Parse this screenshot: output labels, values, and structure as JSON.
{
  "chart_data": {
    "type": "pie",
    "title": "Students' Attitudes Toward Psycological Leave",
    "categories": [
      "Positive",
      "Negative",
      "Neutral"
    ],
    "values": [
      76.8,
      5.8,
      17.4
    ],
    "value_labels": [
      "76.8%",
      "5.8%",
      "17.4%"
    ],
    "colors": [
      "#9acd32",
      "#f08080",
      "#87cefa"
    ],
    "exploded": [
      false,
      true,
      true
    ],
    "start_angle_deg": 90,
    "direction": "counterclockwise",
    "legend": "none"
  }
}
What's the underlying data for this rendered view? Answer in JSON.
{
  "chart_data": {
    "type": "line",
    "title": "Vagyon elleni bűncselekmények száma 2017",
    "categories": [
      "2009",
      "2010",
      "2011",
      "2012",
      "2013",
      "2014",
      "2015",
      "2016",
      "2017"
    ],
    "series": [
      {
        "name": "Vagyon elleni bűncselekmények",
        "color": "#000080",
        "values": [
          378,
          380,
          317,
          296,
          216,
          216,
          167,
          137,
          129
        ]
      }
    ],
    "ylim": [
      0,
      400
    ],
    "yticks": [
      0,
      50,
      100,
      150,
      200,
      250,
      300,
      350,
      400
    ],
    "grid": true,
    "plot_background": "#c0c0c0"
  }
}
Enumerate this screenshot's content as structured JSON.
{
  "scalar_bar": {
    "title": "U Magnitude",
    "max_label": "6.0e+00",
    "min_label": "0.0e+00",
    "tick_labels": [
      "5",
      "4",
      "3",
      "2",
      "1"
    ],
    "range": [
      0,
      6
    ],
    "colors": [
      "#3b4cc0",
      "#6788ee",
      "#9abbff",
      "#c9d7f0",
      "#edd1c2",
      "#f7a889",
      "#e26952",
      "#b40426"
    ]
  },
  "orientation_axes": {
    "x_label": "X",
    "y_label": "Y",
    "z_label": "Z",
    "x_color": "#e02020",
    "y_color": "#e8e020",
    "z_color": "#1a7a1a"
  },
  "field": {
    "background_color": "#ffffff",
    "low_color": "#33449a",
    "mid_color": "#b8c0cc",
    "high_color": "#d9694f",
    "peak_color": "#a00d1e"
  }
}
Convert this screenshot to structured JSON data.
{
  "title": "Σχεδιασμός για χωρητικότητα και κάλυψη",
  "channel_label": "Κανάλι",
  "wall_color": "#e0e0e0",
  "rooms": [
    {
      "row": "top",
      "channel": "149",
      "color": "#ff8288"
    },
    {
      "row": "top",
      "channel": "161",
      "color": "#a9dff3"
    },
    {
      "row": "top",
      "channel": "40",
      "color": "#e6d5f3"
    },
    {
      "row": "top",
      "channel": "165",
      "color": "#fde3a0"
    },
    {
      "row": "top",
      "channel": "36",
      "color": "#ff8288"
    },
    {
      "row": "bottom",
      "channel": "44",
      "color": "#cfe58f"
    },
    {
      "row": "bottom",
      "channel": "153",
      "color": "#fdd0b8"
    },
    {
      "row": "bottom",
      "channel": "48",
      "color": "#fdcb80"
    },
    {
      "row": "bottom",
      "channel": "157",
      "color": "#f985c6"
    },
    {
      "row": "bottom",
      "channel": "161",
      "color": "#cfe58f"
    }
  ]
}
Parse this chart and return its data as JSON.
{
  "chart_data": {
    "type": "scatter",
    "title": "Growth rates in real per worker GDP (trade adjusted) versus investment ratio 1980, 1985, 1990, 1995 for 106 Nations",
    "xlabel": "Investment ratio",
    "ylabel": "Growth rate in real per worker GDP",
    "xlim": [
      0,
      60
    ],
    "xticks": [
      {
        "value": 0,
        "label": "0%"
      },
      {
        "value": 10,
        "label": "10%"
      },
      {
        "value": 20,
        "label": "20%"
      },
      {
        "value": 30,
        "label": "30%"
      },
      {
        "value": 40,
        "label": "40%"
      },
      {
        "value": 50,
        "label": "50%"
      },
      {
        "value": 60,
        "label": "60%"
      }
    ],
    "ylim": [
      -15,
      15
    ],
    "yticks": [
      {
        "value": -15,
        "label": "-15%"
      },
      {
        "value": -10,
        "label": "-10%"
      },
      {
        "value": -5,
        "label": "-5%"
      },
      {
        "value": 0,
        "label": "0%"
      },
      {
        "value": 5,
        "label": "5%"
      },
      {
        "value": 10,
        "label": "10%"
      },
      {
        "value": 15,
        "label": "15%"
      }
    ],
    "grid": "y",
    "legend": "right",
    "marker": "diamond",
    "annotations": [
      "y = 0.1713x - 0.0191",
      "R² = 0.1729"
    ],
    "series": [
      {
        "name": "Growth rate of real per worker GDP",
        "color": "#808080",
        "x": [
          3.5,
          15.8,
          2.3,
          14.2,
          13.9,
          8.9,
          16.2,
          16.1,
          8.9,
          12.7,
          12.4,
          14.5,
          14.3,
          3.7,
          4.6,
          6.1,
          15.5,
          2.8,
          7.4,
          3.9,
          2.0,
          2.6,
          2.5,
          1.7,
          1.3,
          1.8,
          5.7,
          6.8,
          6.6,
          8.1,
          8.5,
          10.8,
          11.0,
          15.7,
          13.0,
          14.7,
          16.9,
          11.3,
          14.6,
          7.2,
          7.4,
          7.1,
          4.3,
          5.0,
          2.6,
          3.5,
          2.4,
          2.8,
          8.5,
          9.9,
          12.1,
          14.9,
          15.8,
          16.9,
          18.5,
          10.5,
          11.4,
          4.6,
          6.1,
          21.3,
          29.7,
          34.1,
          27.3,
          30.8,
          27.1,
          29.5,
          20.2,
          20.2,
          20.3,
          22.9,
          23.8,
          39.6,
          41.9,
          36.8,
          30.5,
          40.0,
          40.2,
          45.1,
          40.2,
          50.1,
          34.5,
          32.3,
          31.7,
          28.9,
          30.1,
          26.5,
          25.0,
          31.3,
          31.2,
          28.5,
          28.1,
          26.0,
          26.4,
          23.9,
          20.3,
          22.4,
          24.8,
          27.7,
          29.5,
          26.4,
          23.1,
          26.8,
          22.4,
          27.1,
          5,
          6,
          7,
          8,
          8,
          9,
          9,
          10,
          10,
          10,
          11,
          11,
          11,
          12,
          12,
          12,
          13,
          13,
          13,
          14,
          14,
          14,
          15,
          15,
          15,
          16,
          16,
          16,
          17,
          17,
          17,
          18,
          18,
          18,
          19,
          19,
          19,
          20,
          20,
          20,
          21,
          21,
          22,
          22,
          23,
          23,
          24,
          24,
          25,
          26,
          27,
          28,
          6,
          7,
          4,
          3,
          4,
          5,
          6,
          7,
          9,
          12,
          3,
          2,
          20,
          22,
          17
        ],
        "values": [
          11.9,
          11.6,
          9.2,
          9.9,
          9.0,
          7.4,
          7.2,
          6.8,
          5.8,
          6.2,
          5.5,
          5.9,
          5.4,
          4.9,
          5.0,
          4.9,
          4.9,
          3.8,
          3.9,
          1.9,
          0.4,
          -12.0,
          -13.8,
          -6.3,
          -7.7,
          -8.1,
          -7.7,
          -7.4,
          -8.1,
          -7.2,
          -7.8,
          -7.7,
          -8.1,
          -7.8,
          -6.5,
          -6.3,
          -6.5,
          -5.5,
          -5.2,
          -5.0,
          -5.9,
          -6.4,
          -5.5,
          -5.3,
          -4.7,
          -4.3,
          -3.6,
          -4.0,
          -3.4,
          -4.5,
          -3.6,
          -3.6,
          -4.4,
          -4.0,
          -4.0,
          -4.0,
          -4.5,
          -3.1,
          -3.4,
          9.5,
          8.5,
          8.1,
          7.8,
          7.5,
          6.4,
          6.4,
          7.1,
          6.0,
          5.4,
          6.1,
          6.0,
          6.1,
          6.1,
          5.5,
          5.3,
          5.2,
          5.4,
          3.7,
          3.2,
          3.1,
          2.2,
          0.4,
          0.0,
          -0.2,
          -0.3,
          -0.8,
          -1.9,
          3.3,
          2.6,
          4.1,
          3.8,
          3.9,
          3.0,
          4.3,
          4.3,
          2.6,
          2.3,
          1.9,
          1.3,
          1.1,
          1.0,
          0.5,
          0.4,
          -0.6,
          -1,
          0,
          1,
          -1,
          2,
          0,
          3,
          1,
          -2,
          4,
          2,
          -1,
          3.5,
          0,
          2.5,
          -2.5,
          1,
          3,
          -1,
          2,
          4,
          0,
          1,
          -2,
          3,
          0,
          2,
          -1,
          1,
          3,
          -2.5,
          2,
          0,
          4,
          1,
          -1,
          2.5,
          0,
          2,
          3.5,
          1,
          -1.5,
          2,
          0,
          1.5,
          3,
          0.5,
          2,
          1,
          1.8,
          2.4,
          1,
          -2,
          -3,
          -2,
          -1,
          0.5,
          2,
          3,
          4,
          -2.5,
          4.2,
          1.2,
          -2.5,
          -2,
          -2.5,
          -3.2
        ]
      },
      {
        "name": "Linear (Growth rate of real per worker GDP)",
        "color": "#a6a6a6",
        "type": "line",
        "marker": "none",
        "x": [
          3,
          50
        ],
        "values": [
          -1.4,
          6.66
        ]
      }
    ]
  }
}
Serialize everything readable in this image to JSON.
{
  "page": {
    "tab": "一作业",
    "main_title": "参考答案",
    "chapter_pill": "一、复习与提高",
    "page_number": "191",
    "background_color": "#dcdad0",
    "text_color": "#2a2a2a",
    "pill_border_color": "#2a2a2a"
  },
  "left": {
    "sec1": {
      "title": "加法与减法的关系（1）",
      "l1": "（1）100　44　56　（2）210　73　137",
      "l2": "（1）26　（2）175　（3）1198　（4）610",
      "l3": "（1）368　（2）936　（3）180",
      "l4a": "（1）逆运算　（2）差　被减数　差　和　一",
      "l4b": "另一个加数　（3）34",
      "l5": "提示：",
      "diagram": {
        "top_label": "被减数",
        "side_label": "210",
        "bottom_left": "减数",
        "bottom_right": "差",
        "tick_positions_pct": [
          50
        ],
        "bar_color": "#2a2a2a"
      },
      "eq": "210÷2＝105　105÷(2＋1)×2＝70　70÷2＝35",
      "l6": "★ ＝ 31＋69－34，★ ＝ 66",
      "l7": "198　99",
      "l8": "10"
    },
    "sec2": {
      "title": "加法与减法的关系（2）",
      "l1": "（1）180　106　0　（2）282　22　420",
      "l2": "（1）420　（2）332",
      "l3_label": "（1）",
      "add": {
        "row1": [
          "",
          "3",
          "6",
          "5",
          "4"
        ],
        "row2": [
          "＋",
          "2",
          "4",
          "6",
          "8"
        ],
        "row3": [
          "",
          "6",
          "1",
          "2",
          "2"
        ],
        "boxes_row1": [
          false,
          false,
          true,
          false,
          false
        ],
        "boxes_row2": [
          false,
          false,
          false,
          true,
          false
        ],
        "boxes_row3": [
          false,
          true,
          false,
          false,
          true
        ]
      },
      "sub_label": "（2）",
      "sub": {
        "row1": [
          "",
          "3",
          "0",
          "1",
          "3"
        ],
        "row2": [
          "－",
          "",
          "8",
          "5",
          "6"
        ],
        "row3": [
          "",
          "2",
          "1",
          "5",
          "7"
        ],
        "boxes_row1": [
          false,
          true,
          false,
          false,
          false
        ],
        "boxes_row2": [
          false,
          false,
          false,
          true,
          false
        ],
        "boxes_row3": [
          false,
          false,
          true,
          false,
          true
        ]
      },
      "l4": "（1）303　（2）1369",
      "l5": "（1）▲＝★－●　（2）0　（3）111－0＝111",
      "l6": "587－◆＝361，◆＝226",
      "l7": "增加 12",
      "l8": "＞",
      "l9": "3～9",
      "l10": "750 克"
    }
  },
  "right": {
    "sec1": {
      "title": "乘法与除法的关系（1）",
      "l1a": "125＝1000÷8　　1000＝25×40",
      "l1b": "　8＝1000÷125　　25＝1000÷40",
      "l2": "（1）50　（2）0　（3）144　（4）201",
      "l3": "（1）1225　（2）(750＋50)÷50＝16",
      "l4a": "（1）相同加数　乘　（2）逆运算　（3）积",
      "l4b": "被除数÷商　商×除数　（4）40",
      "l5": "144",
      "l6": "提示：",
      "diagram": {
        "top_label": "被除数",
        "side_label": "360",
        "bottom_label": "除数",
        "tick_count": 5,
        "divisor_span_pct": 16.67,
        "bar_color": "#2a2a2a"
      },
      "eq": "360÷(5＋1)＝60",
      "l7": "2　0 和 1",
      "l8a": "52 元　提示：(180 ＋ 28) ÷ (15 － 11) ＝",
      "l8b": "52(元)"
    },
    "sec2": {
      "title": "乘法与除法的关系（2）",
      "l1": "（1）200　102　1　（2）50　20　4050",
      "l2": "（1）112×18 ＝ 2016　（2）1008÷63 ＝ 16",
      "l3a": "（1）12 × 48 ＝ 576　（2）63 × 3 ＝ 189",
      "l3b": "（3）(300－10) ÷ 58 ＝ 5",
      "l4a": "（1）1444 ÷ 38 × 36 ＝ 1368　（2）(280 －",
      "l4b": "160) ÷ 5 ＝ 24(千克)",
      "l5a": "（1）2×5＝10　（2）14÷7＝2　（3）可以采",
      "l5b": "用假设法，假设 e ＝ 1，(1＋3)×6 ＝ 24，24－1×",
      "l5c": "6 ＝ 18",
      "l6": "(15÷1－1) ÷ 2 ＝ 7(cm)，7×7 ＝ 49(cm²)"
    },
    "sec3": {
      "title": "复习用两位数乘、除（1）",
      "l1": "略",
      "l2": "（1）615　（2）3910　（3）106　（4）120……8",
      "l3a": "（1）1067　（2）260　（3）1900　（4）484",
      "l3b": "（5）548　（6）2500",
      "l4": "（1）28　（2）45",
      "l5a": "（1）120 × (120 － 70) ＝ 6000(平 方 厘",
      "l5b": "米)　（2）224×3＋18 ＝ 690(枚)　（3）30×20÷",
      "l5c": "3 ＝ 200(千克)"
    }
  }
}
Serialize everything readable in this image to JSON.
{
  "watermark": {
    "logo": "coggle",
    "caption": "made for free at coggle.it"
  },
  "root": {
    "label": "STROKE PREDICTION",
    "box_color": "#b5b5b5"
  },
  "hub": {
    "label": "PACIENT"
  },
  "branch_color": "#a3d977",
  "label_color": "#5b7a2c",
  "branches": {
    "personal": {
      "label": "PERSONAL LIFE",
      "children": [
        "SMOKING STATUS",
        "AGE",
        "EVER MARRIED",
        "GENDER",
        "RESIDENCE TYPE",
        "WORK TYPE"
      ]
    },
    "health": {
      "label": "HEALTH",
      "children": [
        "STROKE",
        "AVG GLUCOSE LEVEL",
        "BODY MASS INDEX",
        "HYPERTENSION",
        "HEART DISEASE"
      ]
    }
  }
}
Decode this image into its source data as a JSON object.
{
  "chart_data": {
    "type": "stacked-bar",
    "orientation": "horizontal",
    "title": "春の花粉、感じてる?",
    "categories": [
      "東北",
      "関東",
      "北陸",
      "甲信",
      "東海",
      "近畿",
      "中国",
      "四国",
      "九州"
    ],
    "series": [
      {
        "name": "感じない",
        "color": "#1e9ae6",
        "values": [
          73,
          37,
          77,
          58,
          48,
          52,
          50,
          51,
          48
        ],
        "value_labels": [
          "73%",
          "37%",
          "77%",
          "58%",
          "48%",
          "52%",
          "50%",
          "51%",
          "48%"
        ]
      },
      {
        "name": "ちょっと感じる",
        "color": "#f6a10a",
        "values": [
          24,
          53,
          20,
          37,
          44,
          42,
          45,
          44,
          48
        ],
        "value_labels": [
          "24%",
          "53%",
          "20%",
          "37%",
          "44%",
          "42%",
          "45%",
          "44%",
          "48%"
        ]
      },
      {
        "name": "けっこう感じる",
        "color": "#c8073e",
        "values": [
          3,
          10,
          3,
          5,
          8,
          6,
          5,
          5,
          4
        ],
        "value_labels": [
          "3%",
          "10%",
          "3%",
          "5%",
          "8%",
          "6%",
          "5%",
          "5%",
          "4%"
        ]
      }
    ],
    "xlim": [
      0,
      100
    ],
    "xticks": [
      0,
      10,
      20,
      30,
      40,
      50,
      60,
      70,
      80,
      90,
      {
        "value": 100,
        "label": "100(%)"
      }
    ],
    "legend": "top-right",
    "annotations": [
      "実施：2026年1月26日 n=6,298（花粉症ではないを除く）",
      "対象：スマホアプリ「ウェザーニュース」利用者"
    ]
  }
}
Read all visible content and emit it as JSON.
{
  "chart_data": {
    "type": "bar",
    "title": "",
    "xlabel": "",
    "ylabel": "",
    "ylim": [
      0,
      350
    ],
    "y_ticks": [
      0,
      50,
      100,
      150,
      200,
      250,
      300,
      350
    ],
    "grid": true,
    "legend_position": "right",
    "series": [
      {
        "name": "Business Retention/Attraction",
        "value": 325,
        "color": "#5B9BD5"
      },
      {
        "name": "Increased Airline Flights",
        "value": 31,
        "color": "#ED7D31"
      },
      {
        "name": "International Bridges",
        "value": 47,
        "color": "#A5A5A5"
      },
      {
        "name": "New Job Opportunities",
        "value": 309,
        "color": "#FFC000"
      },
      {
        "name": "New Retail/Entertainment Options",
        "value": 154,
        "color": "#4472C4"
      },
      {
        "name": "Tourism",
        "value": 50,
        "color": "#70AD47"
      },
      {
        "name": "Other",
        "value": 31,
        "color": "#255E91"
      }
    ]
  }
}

▶ Required task
Write out exactly the lines starting with the one that holds "Read all visible content and emit it as JSON." and running through the last line above.

▶ In response
Read all visible content and emit it as JSON.
{
  "chart_data": {
    "type": "bar",
    "title": "",
    "xlabel": "",
    "ylabel": "",
    "ylim": [
      0,
      350
    ],
    "y_ticks": [
      0,
      50,
      100,
      150,
      200,
      250,
      300,
      350
    ],
    "grid": true,
    "legend_position": "right",
    "series": [
      {
        "name": "Business Retention/Attraction",
        "value": 325,
        "color": "#5B9BD5"
      },
      {
        "name": "Increased Airline Flights",
        "value": 31,
        "color": "#ED7D31"
      },
      {
        "name": "International Bridges",
        "value": 47,
        "color": "#A5A5A5"
      },
      {
        "name": "New Job Opportunities",
        "value": 309,
        "color": "#FFC000"
      },
      {
        "name": "New Retail/Entertainment Options",
        "value": 154,
        "color": "#4472C4"
      },
      {
        "name": "Tourism",
        "value": 50,
        "color": "#70AD47"
      },
      {
        "name": "Other",
        "value": 31,
        "color": "#255E91"
      }
    ]
  }
}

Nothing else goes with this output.